* Dataset extract:
----------------------------------------
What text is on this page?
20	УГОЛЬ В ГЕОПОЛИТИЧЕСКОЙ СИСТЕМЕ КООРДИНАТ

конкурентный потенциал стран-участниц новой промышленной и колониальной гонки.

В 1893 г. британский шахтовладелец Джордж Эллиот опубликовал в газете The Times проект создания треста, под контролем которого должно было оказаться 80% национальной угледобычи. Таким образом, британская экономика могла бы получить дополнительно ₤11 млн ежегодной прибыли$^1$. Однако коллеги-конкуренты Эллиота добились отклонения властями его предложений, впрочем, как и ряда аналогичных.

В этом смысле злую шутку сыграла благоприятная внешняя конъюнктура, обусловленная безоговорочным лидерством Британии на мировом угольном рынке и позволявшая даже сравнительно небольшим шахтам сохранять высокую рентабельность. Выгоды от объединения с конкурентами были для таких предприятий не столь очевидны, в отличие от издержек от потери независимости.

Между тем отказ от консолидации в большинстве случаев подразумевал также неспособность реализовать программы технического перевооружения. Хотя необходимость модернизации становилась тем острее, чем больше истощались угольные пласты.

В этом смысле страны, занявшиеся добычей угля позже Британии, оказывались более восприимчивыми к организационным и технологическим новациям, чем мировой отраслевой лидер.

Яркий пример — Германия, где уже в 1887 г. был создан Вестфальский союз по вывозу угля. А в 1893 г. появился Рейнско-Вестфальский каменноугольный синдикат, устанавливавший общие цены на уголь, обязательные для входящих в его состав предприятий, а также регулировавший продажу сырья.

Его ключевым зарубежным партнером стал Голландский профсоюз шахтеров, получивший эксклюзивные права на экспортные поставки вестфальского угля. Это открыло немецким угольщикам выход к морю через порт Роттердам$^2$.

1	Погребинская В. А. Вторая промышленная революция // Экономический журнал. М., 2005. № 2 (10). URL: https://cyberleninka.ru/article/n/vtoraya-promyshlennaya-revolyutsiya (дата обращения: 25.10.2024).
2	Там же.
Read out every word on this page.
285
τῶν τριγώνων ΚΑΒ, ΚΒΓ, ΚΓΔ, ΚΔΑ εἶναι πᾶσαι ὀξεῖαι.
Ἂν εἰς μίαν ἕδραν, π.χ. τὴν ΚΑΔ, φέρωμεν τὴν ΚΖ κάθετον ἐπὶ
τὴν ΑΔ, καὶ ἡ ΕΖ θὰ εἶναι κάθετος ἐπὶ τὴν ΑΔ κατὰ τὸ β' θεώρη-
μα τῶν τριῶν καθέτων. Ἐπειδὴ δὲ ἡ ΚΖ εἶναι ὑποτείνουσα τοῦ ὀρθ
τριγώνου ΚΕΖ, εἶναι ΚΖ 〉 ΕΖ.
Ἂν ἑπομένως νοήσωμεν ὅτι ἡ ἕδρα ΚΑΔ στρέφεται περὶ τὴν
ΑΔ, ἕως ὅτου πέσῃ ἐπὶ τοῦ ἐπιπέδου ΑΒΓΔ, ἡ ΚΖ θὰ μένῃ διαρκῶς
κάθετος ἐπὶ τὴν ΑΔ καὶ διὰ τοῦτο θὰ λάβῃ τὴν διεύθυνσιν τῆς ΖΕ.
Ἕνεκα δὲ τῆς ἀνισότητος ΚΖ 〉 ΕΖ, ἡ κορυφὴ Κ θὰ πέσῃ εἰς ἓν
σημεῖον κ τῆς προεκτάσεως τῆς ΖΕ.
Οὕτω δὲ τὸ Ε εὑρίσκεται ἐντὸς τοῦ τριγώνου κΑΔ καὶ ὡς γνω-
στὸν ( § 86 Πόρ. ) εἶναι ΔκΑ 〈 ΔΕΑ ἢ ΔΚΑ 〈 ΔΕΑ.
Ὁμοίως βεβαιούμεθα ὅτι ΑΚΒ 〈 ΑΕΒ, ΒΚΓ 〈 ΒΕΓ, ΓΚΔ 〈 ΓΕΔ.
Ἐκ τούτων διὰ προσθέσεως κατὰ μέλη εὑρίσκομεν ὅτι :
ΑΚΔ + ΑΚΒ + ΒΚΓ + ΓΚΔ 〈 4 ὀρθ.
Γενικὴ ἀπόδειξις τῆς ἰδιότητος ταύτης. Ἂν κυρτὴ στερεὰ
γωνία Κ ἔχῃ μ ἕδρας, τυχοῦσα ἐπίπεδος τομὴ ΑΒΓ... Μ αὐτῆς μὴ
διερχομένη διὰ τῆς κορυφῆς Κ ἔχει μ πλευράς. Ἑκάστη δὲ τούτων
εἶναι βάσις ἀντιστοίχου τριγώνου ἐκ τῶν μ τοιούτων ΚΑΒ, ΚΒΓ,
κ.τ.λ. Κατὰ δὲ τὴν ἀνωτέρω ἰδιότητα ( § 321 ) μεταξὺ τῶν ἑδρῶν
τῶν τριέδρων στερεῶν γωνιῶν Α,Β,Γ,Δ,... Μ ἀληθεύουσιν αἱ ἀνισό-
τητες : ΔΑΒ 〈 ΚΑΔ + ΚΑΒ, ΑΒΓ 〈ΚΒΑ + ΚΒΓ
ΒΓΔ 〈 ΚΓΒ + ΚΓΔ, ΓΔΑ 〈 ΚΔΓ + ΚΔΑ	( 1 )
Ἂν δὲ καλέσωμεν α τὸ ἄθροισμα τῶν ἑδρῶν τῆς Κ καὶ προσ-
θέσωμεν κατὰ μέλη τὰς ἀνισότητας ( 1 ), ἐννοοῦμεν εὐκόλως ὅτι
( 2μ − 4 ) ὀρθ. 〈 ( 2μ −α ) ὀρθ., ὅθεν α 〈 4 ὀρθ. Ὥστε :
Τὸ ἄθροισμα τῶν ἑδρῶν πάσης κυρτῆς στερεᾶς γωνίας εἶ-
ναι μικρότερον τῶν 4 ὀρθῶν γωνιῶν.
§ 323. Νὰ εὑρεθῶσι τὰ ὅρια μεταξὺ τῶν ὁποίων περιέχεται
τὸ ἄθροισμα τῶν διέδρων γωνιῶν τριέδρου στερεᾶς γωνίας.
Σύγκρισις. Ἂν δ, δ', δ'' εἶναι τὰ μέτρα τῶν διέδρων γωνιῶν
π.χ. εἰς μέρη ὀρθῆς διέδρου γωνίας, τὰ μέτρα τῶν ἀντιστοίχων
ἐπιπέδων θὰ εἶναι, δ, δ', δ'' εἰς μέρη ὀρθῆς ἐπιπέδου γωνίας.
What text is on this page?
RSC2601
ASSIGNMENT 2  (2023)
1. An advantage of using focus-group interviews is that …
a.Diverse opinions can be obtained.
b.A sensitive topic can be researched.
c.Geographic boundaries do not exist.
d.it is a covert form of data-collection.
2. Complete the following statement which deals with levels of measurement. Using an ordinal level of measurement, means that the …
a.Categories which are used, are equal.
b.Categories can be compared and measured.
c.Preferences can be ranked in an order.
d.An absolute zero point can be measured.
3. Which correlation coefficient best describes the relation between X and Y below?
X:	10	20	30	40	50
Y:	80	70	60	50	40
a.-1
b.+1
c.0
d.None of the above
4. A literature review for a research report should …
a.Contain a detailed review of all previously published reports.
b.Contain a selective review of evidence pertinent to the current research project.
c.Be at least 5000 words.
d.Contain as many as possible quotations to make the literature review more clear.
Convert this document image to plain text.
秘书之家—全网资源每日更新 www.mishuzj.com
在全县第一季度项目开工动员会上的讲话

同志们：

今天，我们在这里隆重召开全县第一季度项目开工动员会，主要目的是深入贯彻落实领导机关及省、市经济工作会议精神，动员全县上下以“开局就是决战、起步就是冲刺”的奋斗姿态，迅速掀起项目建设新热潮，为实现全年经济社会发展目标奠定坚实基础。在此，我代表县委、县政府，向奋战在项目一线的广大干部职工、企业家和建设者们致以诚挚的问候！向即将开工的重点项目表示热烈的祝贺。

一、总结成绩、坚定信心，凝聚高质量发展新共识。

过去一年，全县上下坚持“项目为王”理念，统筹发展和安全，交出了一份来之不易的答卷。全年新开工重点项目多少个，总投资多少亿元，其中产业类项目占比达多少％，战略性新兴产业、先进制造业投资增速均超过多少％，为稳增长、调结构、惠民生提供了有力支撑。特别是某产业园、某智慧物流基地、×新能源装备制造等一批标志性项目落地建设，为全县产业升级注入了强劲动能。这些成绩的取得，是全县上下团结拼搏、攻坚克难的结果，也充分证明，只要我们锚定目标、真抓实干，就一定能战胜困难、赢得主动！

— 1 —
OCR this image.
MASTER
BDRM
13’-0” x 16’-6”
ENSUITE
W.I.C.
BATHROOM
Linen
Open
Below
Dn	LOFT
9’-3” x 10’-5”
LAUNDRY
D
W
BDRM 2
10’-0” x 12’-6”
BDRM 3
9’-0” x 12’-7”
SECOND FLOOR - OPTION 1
----------------------------------------
* Aim of the task: Give back exactly the lines running from the line containing "Convert this document image to plain text." through the end of the material above, both included, and nothing beyond them.

* Answer below:
Convert this document image to plain text.
秘书之家—全网资源每日更新 www.mishuzj.com
在全县第一季度项目开工动员会上的讲话

同志们：

今天，我们在这里隆重召开全县第一季度项目开工动员会，主要目的是深入贯彻落实领导机关及省、市经济工作会议精神，动员全县上下以“开局就是决战、起步就是冲刺”的奋斗姿态，迅速掀起项目建设新热潮，为实现全年经济社会发展目标奠定坚实基础。在此，我代表县委、县政府，向奋战在项目一线的广大干部职工、企业家和建设者们致以诚挚的问候！向即将开工的重点项目表示热烈的祝贺。

一、总结成绩、坚定信心，凝聚高质量发展新共识。

过去一年，全县上下坚持“项目为王”理念，统筹发展和安全，交出了一份来之不易的答卷。全年新开工重点项目多少个，总投资多少亿元，其中产业类项目占比达多少％，战略性新兴产业、先进制造业投资增速均超过多少％，为稳增长、调结构、惠民生提供了有力支撑。特别是某产业园、某智慧物流基地、×新能源装备制造等一批标志性项目落地建设，为全县产业升级注入了强劲动能。这些成绩的取得，是全县上下团结拼搏、攻坚克难的结果，也充分证明，只要我们锚定目标、真抓实干，就一定能战胜困难、赢得主动！

— 1 —
OCR this image.
MASTER
BDRM
13’-0” x 16’-6”
ENSUITE
W.I.C.
BATHROOM
Linen
Open
Below
Dn	LOFT
9’-3” x 10’-5”
LAUNDRY
D
W
BDRM 2
10’-0” x 12’-6”
BDRM 3
9’-0” x 12’-7”
SECOND FLOOR - OPTION 1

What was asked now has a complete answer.